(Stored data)
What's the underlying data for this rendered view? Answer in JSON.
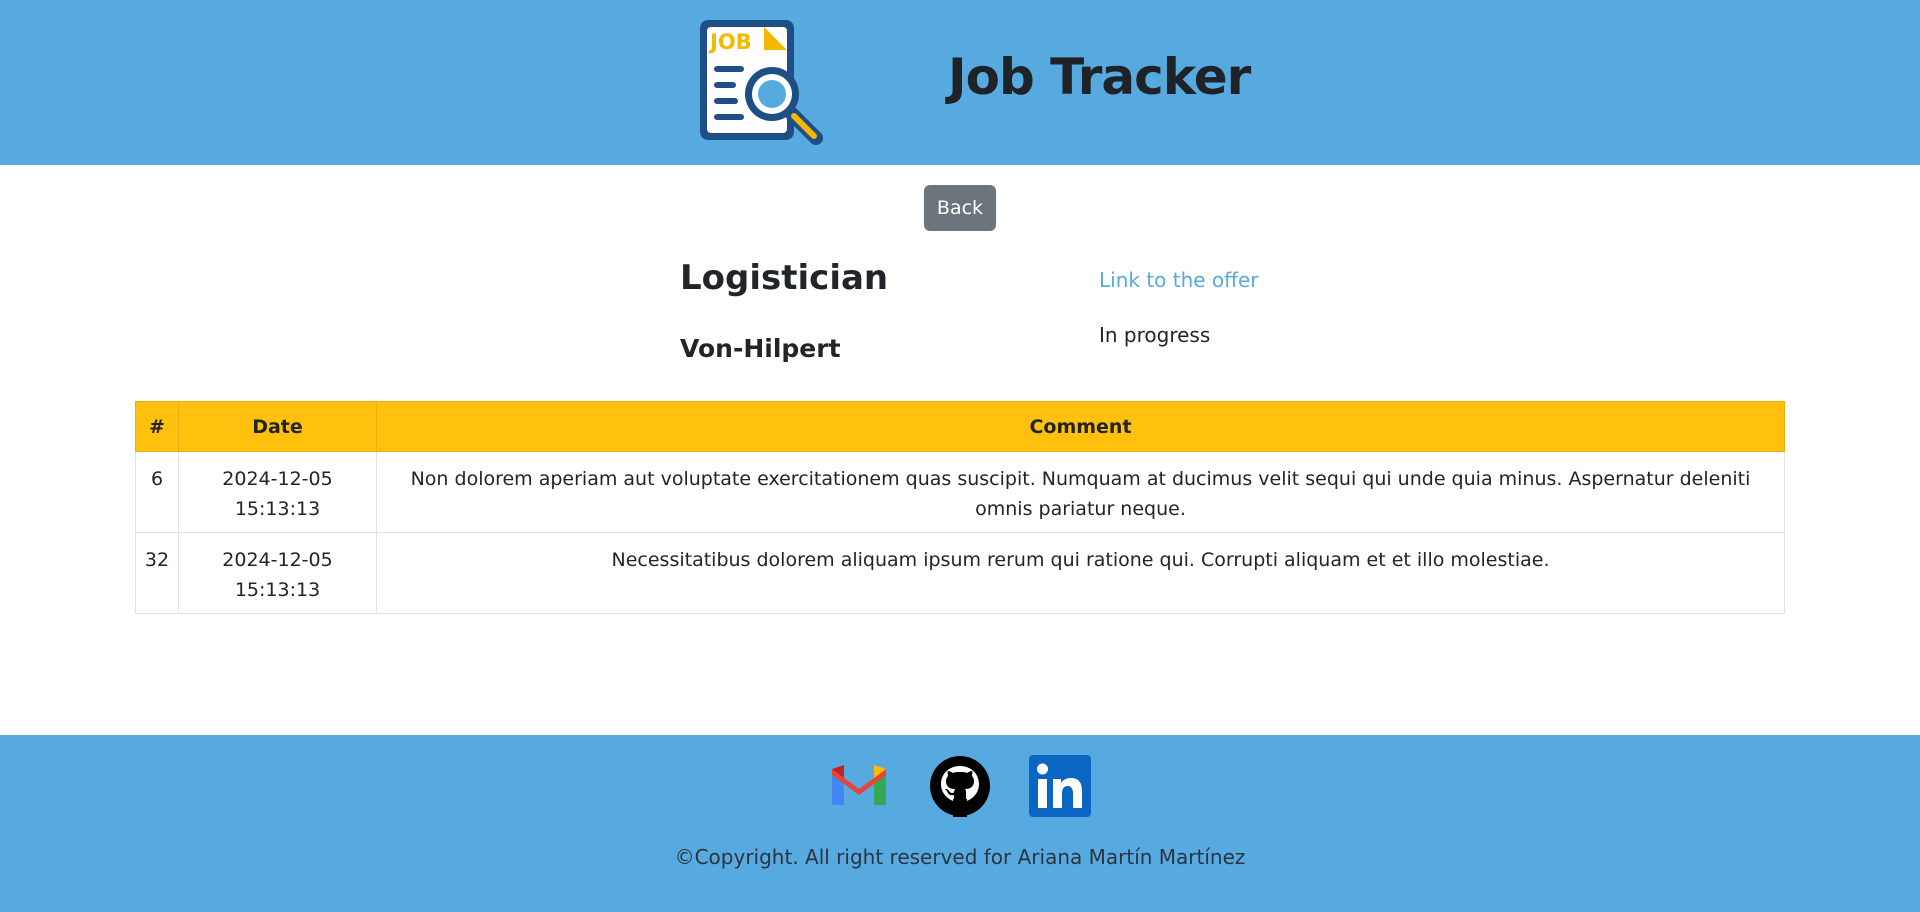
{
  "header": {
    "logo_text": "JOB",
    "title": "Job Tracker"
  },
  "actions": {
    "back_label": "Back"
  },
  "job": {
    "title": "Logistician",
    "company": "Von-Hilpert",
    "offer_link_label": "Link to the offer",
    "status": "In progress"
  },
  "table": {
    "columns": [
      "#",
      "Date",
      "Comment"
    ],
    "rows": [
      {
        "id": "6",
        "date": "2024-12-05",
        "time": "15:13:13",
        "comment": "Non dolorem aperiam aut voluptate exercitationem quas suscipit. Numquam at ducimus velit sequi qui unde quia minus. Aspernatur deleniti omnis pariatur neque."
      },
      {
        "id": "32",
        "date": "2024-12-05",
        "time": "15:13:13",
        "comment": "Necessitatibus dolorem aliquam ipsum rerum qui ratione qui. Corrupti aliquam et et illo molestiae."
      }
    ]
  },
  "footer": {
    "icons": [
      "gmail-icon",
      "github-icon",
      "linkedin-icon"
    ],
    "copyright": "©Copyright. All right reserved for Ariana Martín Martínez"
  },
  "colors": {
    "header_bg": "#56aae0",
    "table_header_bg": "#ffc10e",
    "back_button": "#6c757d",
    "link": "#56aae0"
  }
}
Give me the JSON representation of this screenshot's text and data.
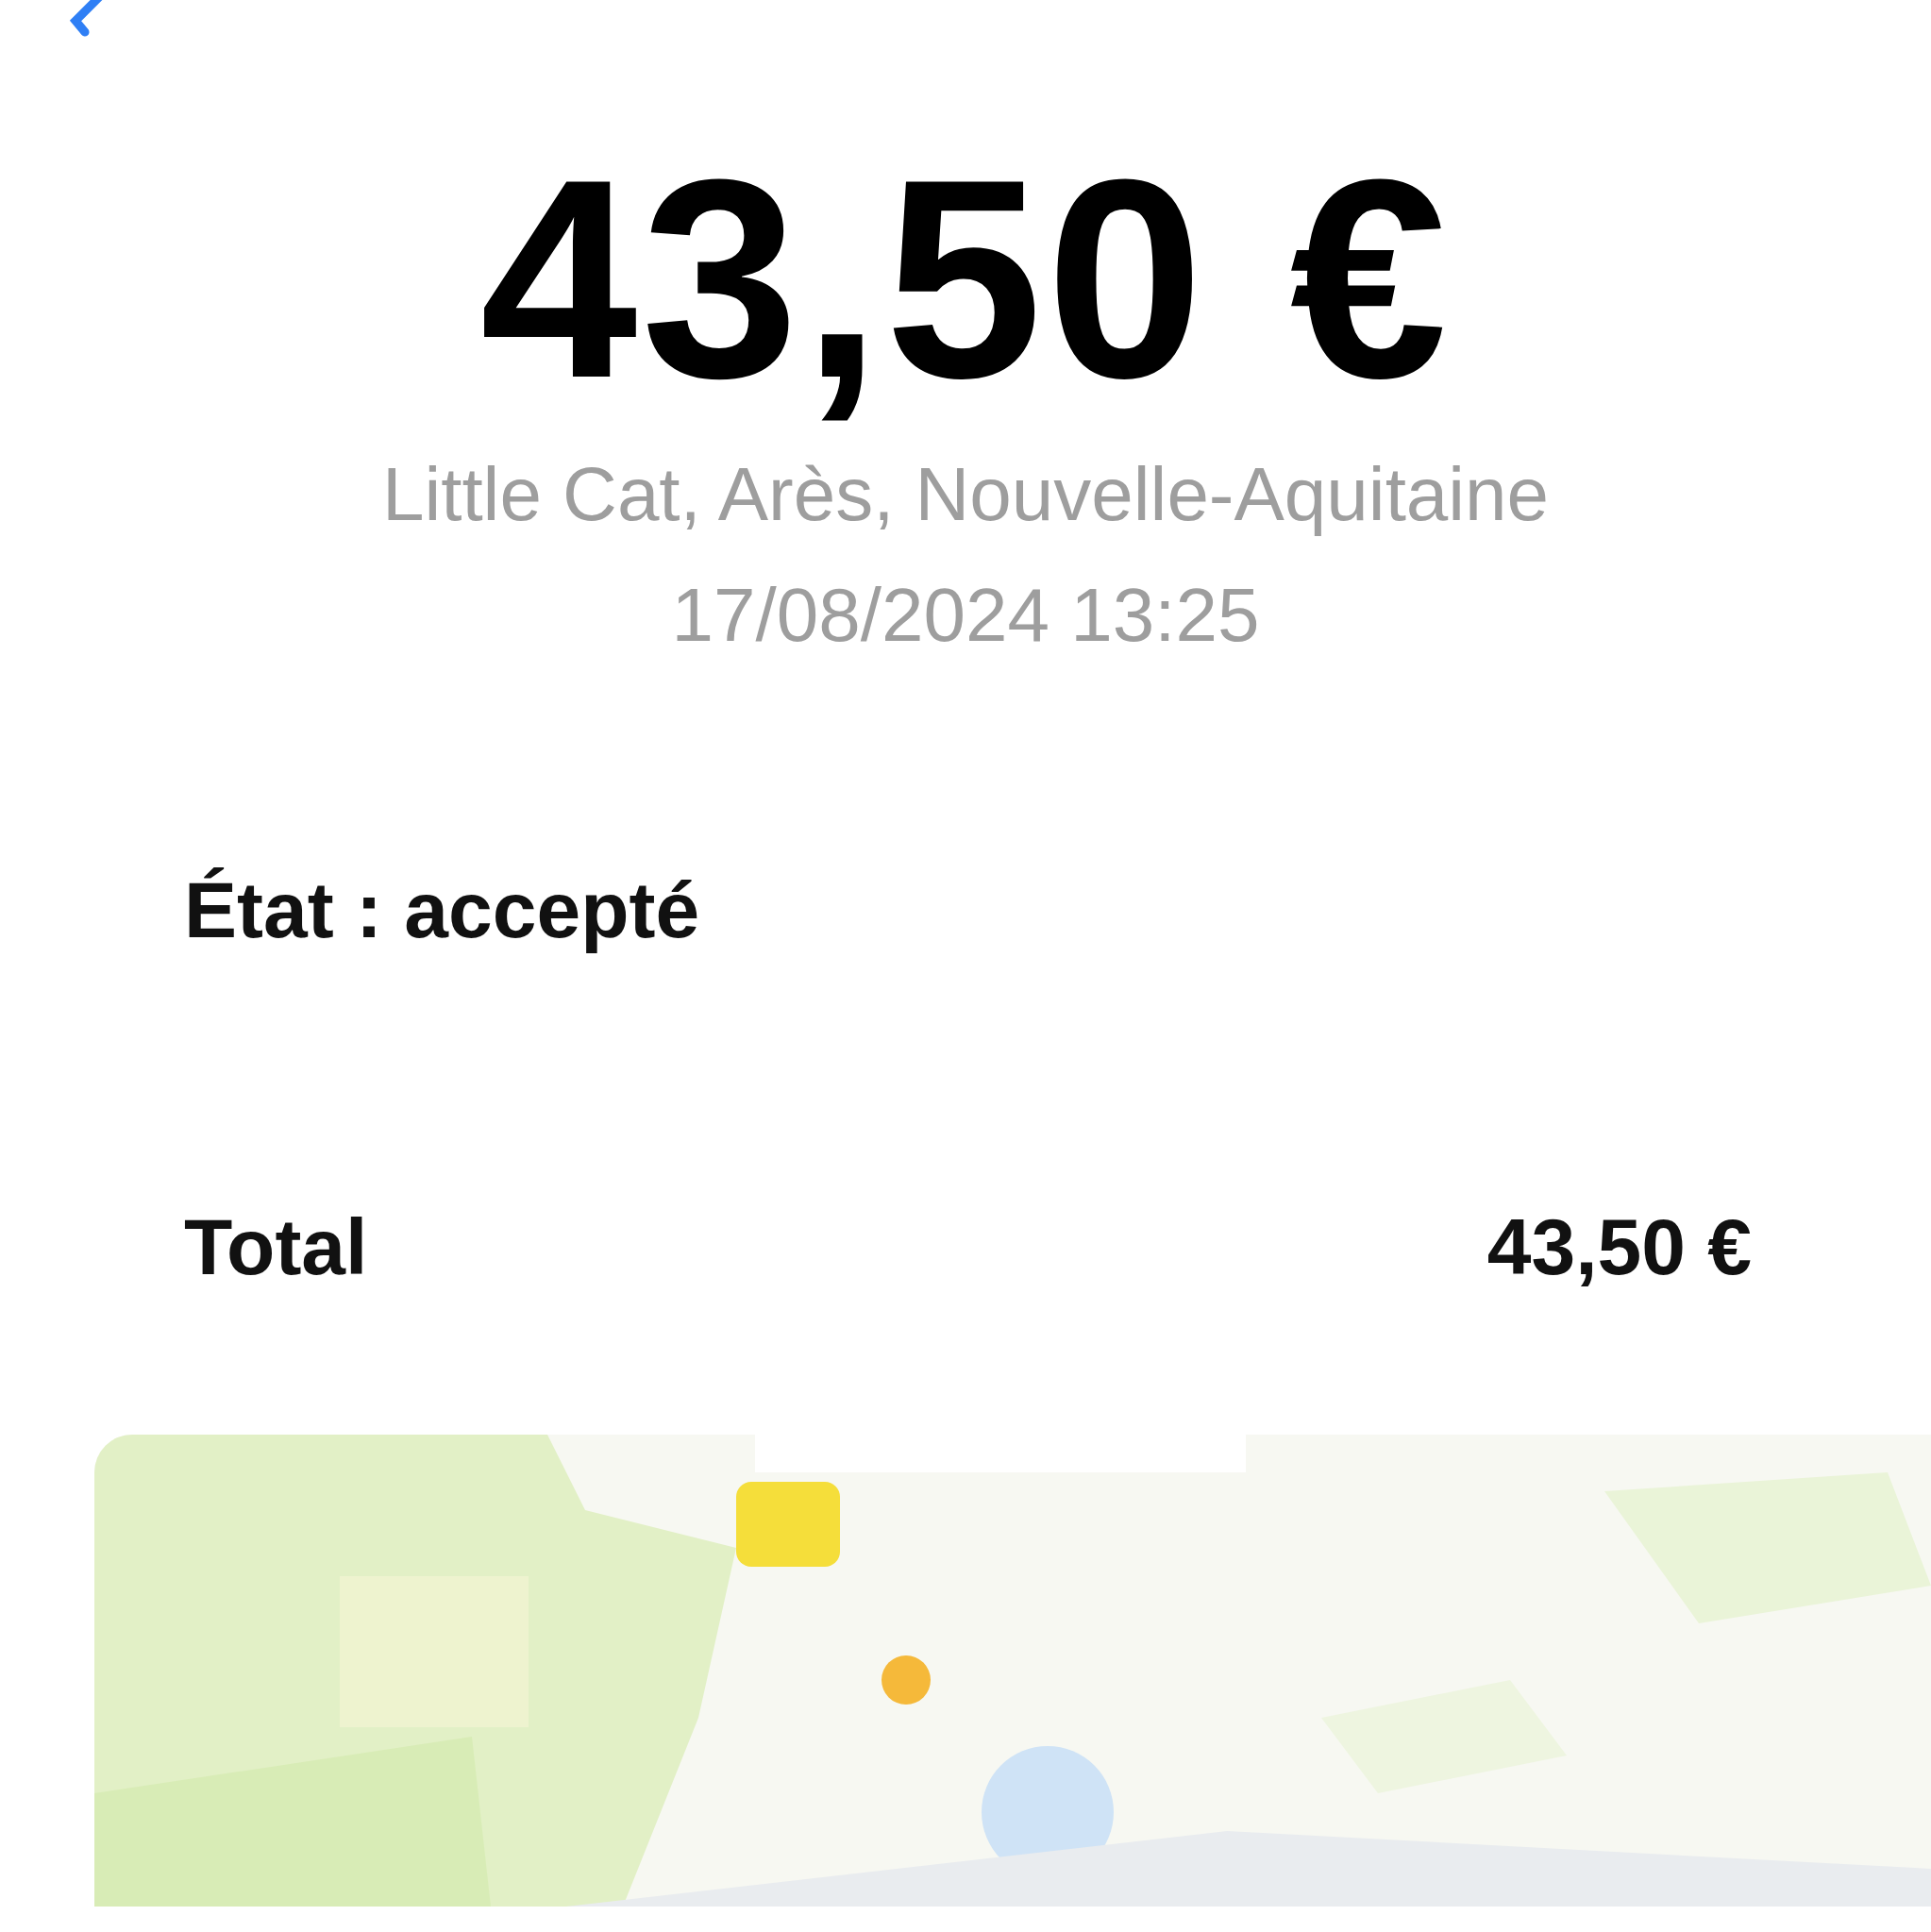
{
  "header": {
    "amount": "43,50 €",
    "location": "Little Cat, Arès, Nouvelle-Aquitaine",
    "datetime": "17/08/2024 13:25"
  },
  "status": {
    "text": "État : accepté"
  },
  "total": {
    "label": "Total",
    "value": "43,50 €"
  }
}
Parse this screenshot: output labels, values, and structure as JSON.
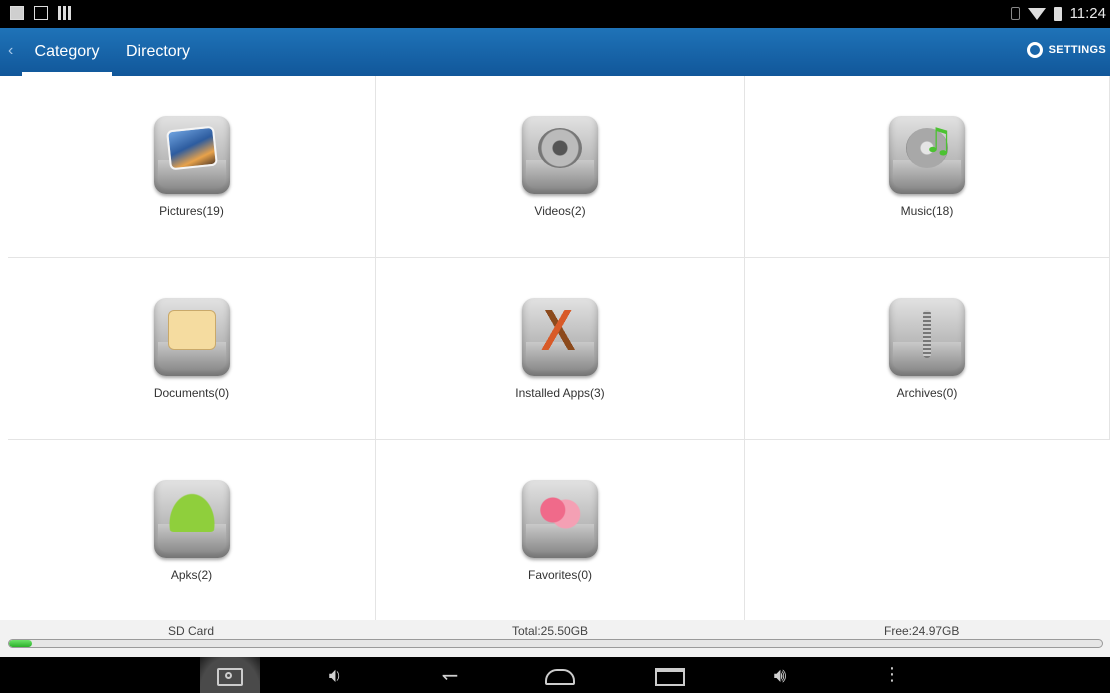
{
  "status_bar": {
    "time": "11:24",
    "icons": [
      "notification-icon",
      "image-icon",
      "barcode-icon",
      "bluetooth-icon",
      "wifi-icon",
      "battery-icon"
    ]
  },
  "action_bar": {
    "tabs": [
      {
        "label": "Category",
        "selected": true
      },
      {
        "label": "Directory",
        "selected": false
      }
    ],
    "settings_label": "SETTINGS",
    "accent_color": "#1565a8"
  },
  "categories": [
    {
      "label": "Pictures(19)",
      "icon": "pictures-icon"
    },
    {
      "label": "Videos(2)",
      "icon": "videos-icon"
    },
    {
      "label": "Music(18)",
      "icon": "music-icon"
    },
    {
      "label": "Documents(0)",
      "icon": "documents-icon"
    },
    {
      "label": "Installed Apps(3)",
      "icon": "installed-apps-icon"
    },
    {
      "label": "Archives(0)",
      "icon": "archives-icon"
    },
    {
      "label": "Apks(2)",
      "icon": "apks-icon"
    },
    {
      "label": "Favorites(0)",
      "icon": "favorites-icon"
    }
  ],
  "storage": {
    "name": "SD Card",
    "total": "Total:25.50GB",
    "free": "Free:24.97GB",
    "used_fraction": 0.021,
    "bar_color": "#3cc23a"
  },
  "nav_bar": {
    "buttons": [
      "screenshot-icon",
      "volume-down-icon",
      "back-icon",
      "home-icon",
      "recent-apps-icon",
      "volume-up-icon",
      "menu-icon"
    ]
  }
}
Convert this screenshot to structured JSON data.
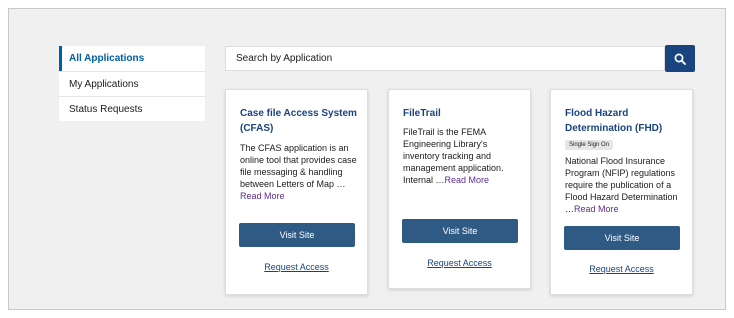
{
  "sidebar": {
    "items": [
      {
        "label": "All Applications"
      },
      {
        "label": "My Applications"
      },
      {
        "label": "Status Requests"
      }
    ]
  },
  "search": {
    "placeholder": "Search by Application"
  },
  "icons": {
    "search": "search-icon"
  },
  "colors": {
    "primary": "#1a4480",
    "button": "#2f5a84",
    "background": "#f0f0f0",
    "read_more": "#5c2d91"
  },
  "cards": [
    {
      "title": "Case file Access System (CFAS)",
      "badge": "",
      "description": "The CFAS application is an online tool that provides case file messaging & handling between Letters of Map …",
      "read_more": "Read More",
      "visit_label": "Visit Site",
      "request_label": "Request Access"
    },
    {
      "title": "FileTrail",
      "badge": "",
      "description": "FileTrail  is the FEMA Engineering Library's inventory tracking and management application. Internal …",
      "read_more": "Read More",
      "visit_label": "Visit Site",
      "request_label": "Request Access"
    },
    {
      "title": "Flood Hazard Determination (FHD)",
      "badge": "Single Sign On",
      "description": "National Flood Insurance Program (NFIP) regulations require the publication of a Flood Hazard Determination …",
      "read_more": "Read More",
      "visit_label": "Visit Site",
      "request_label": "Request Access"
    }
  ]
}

**Given request**
Return each line of the data, keeping its wording exact and omitting pictures.

**Completed exercise**
What's the underlying data for this rendered view? Answer in JSON.
{
  "header": {
    "logo_text": "JOB",
    "title": "Job Tracker"
  },
  "actions": {
    "back_label": "Back"
  },
  "job": {
    "title": "Logistician",
    "company": "Von-Hilpert",
    "offer_link_label": "Link to the offer",
    "status": "In progress"
  },
  "table": {
    "columns": [
      "#",
      "Date",
      "Comment"
    ],
    "rows": [
      {
        "id": "6",
        "date": "2024-12-05",
        "time": "15:13:13",
        "comment": "Non dolorem aperiam aut voluptate exercitationem quas suscipit. Numquam at ducimus velit sequi qui unde quia minus. Aspernatur deleniti omnis pariatur neque."
      },
      {
        "id": "32",
        "date": "2024-12-05",
        "time": "15:13:13",
        "comment": "Necessitatibus dolorem aliquam ipsum rerum qui ratione qui. Corrupti aliquam et et illo molestiae."
      }
    ]
  },
  "footer": {
    "icons": [
      "gmail-icon",
      "github-icon",
      "linkedin-icon"
    ],
    "copyright": "©Copyright. All right reserved for Ariana Martín Martínez"
  },
  "colors": {
    "header_bg": "#56aae0",
    "table_header_bg": "#ffc10e",
    "back_button": "#6c757d",
    "link": "#56aae0"
  }
}
Give me the JSON representation of this screenshot's text and data.
{
  "header": {
    "amount": "43,50 €",
    "location": "Little Cat, Arès, Nouvelle-Aquitaine",
    "datetime": "17/08/2024 13:25"
  },
  "status": {
    "text": "État : accepté"
  },
  "total": {
    "label": "Total",
    "value": "43,50 €"
  }
}
Parse this screenshot: output labels, values, and structure as JSON.
{
  "status_bar": {
    "time": "11:24",
    "icons": [
      "notification-icon",
      "image-icon",
      "barcode-icon",
      "bluetooth-icon",
      "wifi-icon",
      "battery-icon"
    ]
  },
  "action_bar": {
    "tabs": [
      {
        "label": "Category",
        "selected": true
      },
      {
        "label": "Directory",
        "selected": false
      }
    ],
    "settings_label": "SETTINGS",
    "accent_color": "#1565a8"
  },
  "categories": [
    {
      "label": "Pictures(19)",
      "icon": "pictures-icon"
    },
    {
      "label": "Videos(2)",
      "icon": "videos-icon"
    },
    {
      "label": "Music(18)",
      "icon": "music-icon"
    },
    {
      "label": "Documents(0)",
      "icon": "documents-icon"
    },
    {
      "label": "Installed Apps(3)",
      "icon": "installed-apps-icon"
    },
    {
      "label": "Archives(0)",
      "icon": "archives-icon"
    },
    {
      "label": "Apks(2)",
      "icon": "apks-icon"
    },
    {
      "label": "Favorites(0)",
      "icon": "favorites-icon"
    }
  ],
  "storage": {
    "name": "SD Card",
    "total": "Total:25.50GB",
    "free": "Free:24.97GB",
    "used_fraction": 0.021,
    "bar_color": "#3cc23a"
  },
  "nav_bar": {
    "buttons": [
      "screenshot-icon",
      "volume-down-icon",
      "back-icon",
      "home-icon",
      "recent-apps-icon",
      "volume-up-icon",
      "menu-icon"
    ]
  }
}
Convert this screenshot to structured JSON data.
{
  "sidebar": {
    "items": [
      {
        "label": "All Applications"
      },
      {
        "label": "My Applications"
      },
      {
        "label": "Status Requests"
      }
    ]
  },
  "search": {
    "placeholder": "Search by Application"
  },
  "icons": {
    "search": "search-icon"
  },
  "colors": {
    "primary": "#1a4480",
    "button": "#2f5a84",
    "background": "#f0f0f0",
    "read_more": "#5c2d91"
  },
  "cards": [
    {
      "title": "Case file Access System (CFAS)",
      "badge": "",
      "description": "The CFAS application is an online tool that provides case file messaging & handling between Letters of Map …",
      "read_more": "Read More",
      "visit_label": "Visit Site",
      "request_label": "Request Access"
    },
    {
      "title": "FileTrail",
      "badge": "",
      "description": "FileTrail  is the FEMA Engineering Library's inventory tracking and management application. Internal …",
      "read_more": "Read More",
      "visit_label": "Visit Site",
      "request_label": "Request Access"
    },
    {
      "title": "Flood Hazard Determination (FHD)",
      "badge": "Single Sign On",
      "description": "National Flood Insurance Program (NFIP) regulations require the publication of a Flood Hazard Determination …",
      "read_more": "Read More",
      "visit_label": "Visit Site",
      "request_label": "Request Access"
    }
  ]
}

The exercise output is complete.